Saved entries:
● ● ● ● ● ● ●
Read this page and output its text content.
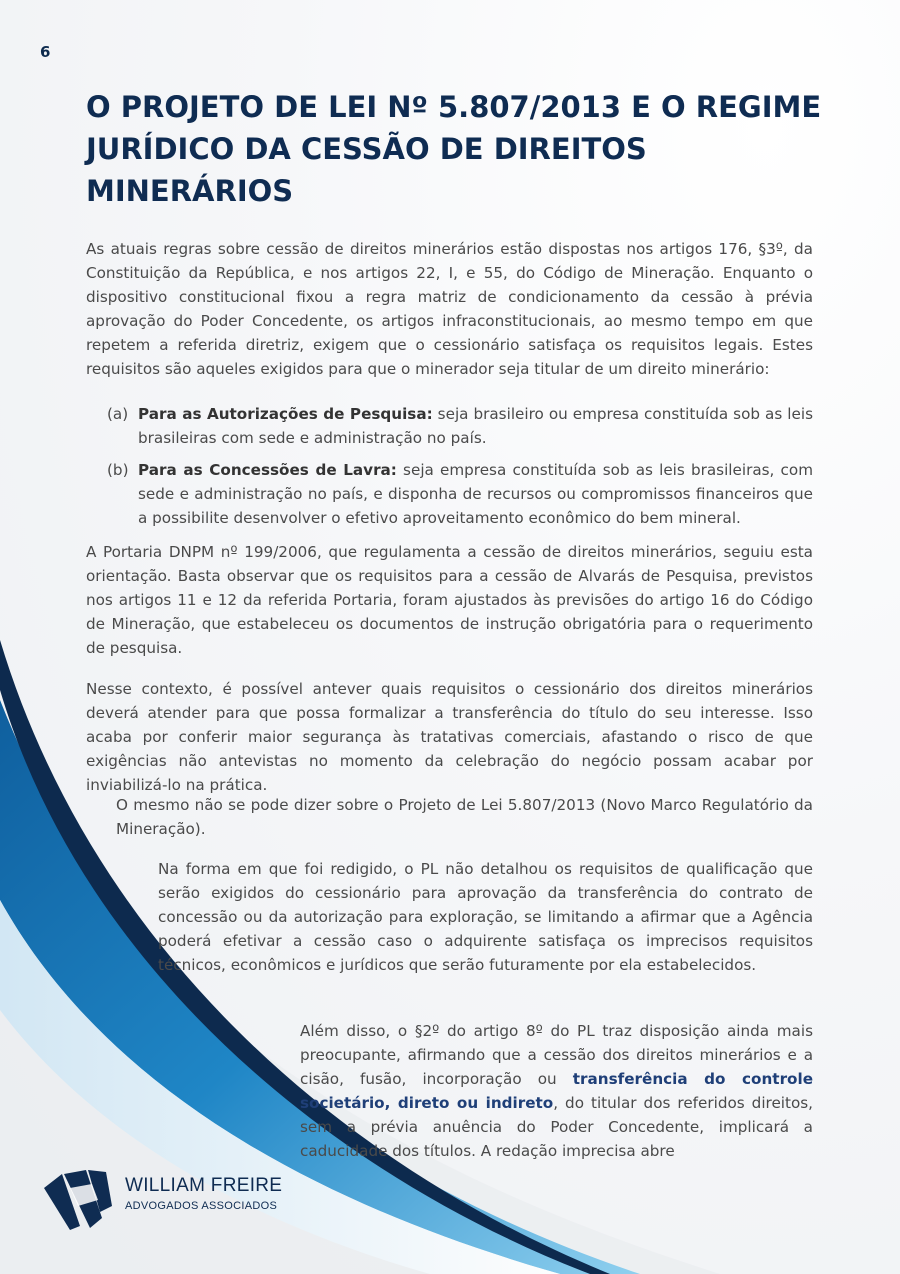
6
O PROJETO DE LEI Nº 5.807/2013 E O REGIME JURÍDICO DA CESSÃO DE DIREITOS MINERÁRIOS

As atuais regras sobre cessão de direitos minerários estão dispostas nos artigos 176, §3º, da Constituição da República, e nos artigos 22, I, e 55, do Código de Mineração. Enquanto o dispositivo constitucional fixou a regra matriz de condicionamento da cessão à prévia aprovação do Poder Concedente, os artigos infraconstitucionais, ao mesmo tempo em que repetem a referida diretriz, exigem que o cessionário satisfaça os requisitos legais. Estes requisitos são aqueles exigidos para que o minerador seja titular de um direito minerário:

(a) Para as Autorizações de Pesquisa: seja brasileiro ou empresa constituída sob as leis brasileiras com sede e administração no país.
(b) Para as Concessões de Lavra: seja empresa constituída sob as leis brasileiras, com sede e administração no país, e disponha de recursos ou compromissos financeiros que a possibilite desenvolver o efetivo aproveitamento econômico do bem mineral.

A Portaria DNPM nº 199/2006, que regulamenta a cessão de direitos minerários, seguiu esta orientação. Basta observar que os requisitos para a cessão de Alvarás de Pesquisa, previstos nos artigos 11 e 12 da referida Portaria, foram ajustados às previsões do artigo 16 do Código de Mineração, que estabeleceu os documentos de instrução obrigatória para o requerimento de pesquisa.

Nesse contexto, é possível antever quais requisitos o cessionário dos direitos minerários deverá atender para que possa formalizar a transferência do título do seu interesse. Isso acaba por conferir maior segurança às tratativas comerciais, afastando o risco de que exigências não antevistas no momento da celebração do negócio possam acabar por inviabilizá-lo na prática.

O mesmo não se pode dizer sobre o Projeto de Lei 5.807/2013 (Novo Marco Regulatório da Mineração).

Na forma em que foi redigido, o PL não detalhou os requisitos de qualificação que serão exigidos do cessionário para aprovação da transferência do contrato de concessão ou da autorização para exploração, se limitando a afirmar que a Agência poderá efetivar a cessão caso o adquirente satisfaça os imprecisos requisitos técnicos, econômicos e jurídicos que serão futuramente por ela estabelecidos.

Além disso, o §2º do artigo 8º do PL traz disposição ainda mais preocupante, afirmando que a cessão dos direitos minerários e a cisão, fusão, incorporação ou transferência do controle societário, direto ou indireto, do titular dos referidos direitos, sem a prévia anuência do Poder Concedente, implicará a caducidade dos títulos. A redação imprecisa abre

WILLIAM FREIRE
ADVOGADOS ASSOCIADOS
● ● ● ● ● ● ●
| Challenge |
Skip the pictures and transcribe the rest of the records exactly.

| Response for this exercise |
Read this page and output its text content.
6
O PROJETO DE LEI Nº 5.807/2013 E O REGIME JURÍDICO DA CESSÃO DE DIREITOS MINERÁRIOS

As atuais regras sobre cessão de direitos minerários estão dispostas nos artigos 176, §3º, da Constituição da República, e nos artigos 22, I, e 55, do Código de Mineração. Enquanto o dispositivo constitucional fixou a regra matriz de condicionamento da cessão à prévia aprovação do Poder Concedente, os artigos infraconstitucionais, ao mesmo tempo em que repetem a referida diretriz, exigem que o cessionário satisfaça os requisitos legais. Estes requisitos são aqueles exigidos para que o minerador seja titular de um direito minerário:

(a) Para as Autorizações de Pesquisa: seja brasileiro ou empresa constituída sob as leis brasileiras com sede e administração no país.
(b) Para as Concessões de Lavra: seja empresa constituída sob as leis brasileiras, com sede e administração no país, e disponha de recursos ou compromissos financeiros que a possibilite desenvolver o efetivo aproveitamento econômico do bem mineral.

A Portaria DNPM nº 199/2006, que regulamenta a cessão de direitos minerários, seguiu esta orientação. Basta observar que os requisitos para a cessão de Alvarás de Pesquisa, previstos nos artigos 11 e 12 da referida Portaria, foram ajustados às previsões do artigo 16 do Código de Mineração, que estabeleceu os documentos de instrução obrigatória para o requerimento de pesquisa.

Nesse contexto, é possível antever quais requisitos o cessionário dos direitos minerários deverá atender para que possa formalizar a transferência do título do seu interesse. Isso acaba por conferir maior segurança às tratativas comerciais, afastando o risco de que exigências não antevistas no momento da celebração do negócio possam acabar por inviabilizá-lo na prática.

O mesmo não se pode dizer sobre o Projeto de Lei 5.807/2013 (Novo Marco Regulatório da Mineração).

Na forma em que foi redigido, o PL não detalhou os requisitos de qualificação que serão exigidos do cessionário para aprovação da transferência do contrato de concessão ou da autorização para exploração, se limitando a afirmar que a Agência poderá efetivar a cessão caso o adquirente satisfaça os imprecisos requisitos técnicos, econômicos e jurídicos que serão futuramente por ela estabelecidos.

Além disso, o §2º do artigo 8º do PL traz disposição ainda mais preocupante, afirmando que a cessão dos direitos minerários e a cisão, fusão, incorporação ou transferência do controle societário, direto ou indireto, do titular dos referidos direitos, sem a prévia anuência do Poder Concedente, implicará a caducidade dos títulos. A redação imprecisa abre

WILLIAM FREIRE
ADVOGADOS ASSOCIADOS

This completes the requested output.